- Selected passage -
· · · ·

So I was in a reality show my senior year called Quad Squads that ended up making an introduction to the head of Team Detroit, which does the advertising for Ford. So after having the opportunity to work on a Super Bowl campaign for Nationwide my junior year, I figured why not go to the largest television advertiser in the world, which was Ford at the time. And so I'm going to try to sell cars. And so if you're doing your math, right, I started college 2004, now we're getting to 2008. You know, seems like sometimes a decade happens in a week, and this was another one of those times where the week before I was supposed to start my full-time job at Ford, the auto industry collapses. Total bailout. Ford goes on a hiring freeze, and I'm in hiring purgatory, essentially. Hired but not hired. Not on the payroll, but not able to seek other employment. And this was, on one hand, very bad luck. I had kind of put all my eggs in this basket. I'd actually moved up to Detroit, Michigan, where I knew no one, ready to take on this position. 

But obviously, with the benefit of hindsight, this was a massive blessing in disguise. I mean first I escaped the corporate world, but I moved from having you know, ten to twenty hours a week to play poker while I was in college, because I was pretty involved, full course load, you know, multiple student organizations . . . You know, essentially I'm foregoing sleep if I want to play, to now I have a completely open schedule with no responsibilities, total freedom. And I say, "What does it look like to treat poker as a job?" And it becomes an eighty-hour a week thing, and within a couple years I'm ranked in the top twenty online players in the world.

Pomp: So, there's a whole bunch in there. The part to me that's wild is when I think of online poker, I think about people sitting down and playing at one table. But the best players in the world, you're playing twenty-four tables at a time. How the hell do you do that?

Chris: Intuition. It's a fuzzy word. My definition of intuition is internalized experience. And so when you have put in millions of poker hands, like I have . . . So by the time I was twenty-two, I had played more hands of poker than people who had been playing professionally their entire lives. I have seen it all, and my pattern recognition is extremely good. I'm very, very sensitive to nuance, to the difference between signal and noise. There's the classic study that, you know, we're thinking in terms of information. You know, bits of information, where we are taking in millions of bits of information, but we have a hard cap of our working memory in that we are only conscious of a couple dozen of those million bits. And so the power of this internalized experience is that I know exactly what information I need in order to make decisions. So while to an untrained eye this looks like Minority Report, how the heck do you keep track of all this stuff, the truth is the vast majority of it is just noise to be ignored, and I'm only paying attention to the few signals that really matter.

Pomp: Got it. And so let's walk through poker in general, because really I want to have a conversation about your experience as a poker player with those millions of hands of poker. You constantly have to make decisions, you have to manage risk, and a lot of times you're doing it with a portion of information. Right? The things that are known to you. But you also have a number of things that are unknown to you. Right? Kind of data points that you know are out there but you don't have. That's very similar to financial investing. Right? Especially at a time like right now where there's high levels of volatility. People are having to make decisions and kind of manage risk and do it all under the guise of, "I have some data points that I know, and then I know there's other data points that are out there, but I don't know whether they're future data points." Et cetera. So I think there's a lot of parallels there.

· · · ·

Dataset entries
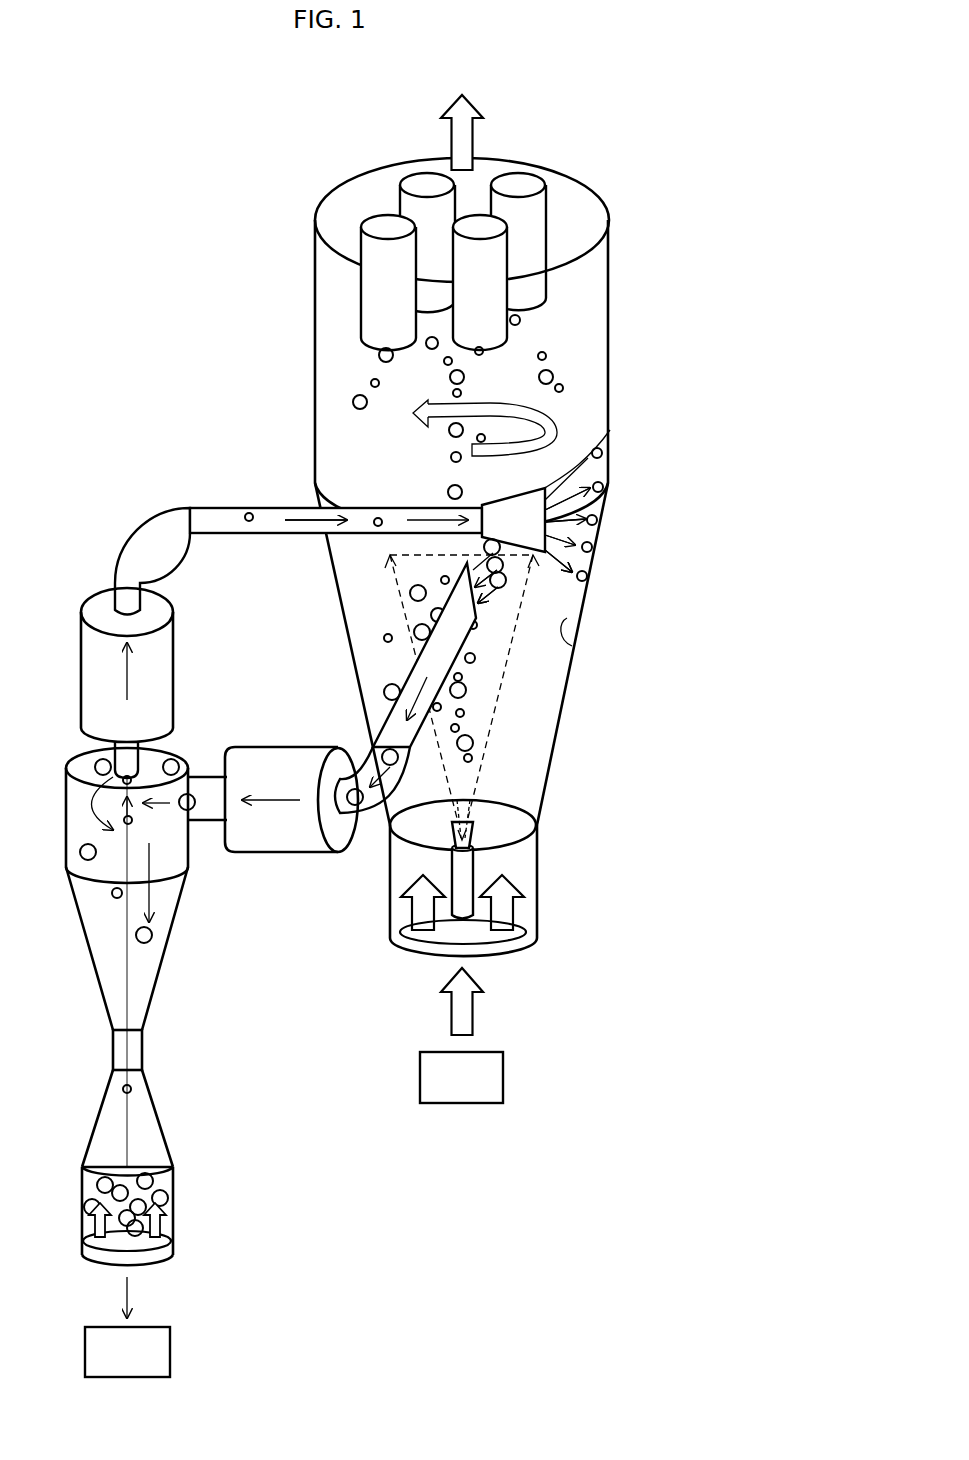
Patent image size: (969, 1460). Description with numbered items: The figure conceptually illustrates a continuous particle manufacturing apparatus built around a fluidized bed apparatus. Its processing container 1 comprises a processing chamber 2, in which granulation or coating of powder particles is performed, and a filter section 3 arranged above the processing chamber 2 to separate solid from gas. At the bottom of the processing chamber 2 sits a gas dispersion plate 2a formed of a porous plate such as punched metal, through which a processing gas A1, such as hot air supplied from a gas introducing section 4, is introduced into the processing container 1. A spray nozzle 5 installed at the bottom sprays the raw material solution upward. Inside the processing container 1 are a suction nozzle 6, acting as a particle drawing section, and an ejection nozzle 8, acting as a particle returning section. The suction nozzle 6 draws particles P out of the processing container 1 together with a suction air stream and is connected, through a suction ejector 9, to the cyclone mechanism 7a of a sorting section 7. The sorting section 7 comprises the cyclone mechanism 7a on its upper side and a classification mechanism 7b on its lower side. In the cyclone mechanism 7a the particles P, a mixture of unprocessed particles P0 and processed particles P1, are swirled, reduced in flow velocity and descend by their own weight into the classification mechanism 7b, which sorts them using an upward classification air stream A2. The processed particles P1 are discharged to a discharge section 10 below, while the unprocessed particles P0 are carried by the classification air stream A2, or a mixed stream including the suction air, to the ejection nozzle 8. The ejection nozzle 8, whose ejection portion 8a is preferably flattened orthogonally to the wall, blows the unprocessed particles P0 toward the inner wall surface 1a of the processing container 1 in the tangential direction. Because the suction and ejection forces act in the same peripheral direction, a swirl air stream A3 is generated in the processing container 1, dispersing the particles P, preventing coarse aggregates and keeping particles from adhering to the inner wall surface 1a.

The processing container 1 is at (588, 605).
The inner wall surface 1a is at (572, 646).
The processing chamber 2 is at (548, 665).
The gas dispersion plate 2a is at (458, 933).
The filter section 3 is at (552, 204).
The gas introducing section 4 is at (470, 1091).
The spray nozzle 5 is at (467, 865).
The suction nozzle 6 is at (408, 678).
The sorting section 7 is at (168, 1078).
The cyclone mechanism 7a is at (177, 837).
The classification mechanism 7b is at (168, 1180).
The ejection nozzle 8 is at (357, 512).
The ejection portion 8a is at (520, 503).
The suction ejector 9 is at (288, 830).
The discharge section 10 is at (143, 1367).
The processing gas A1 is at (473, 132).
The classification air stream A2 is at (157, 1220).
The swirl air stream A3 is at (543, 420).
The particles P is at (506, 582).
The unprocessed particles P0 is at (603, 455).
The processed particles P1 is at (473, 743).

· · · ·

- Problem set -
A. Tell whether each statement agrees with the interview excerpt, answering yes or no and quoting the words that decide it: (i) Chris moved to Detroit, Michigan, without knowing anyone there; (ii) the auto industry collapsed a month before Chris was supposed to start the full-time job at Ford; (iii) by age twenty-two, Chris had played more poker hands than people who had played professionally their entire lives.
B. Please transcribe the interview excerpt, starting at "Pomp: So, there's" and ending at "you do that?".

- Responses for each task -
A.
(i) Yes: "I'd actually moved up to Detroit, Michigan, where I knew no one"
(ii) No: "the week before I was supposed to start my full-time job at Ford, the auto industry collapses"
(iii) Yes: "by the time I was twenty-two, I had played more hands of poker than people who had been playing professionally their entire lives"

B.
Pomp: So, there's a whole bunch in there. The part to me that's wild is when I think of online poker, I think about people sitting down and playing at one table. But the best players in the world, you're playing twenty-four tables at a time. How the hell do you do that?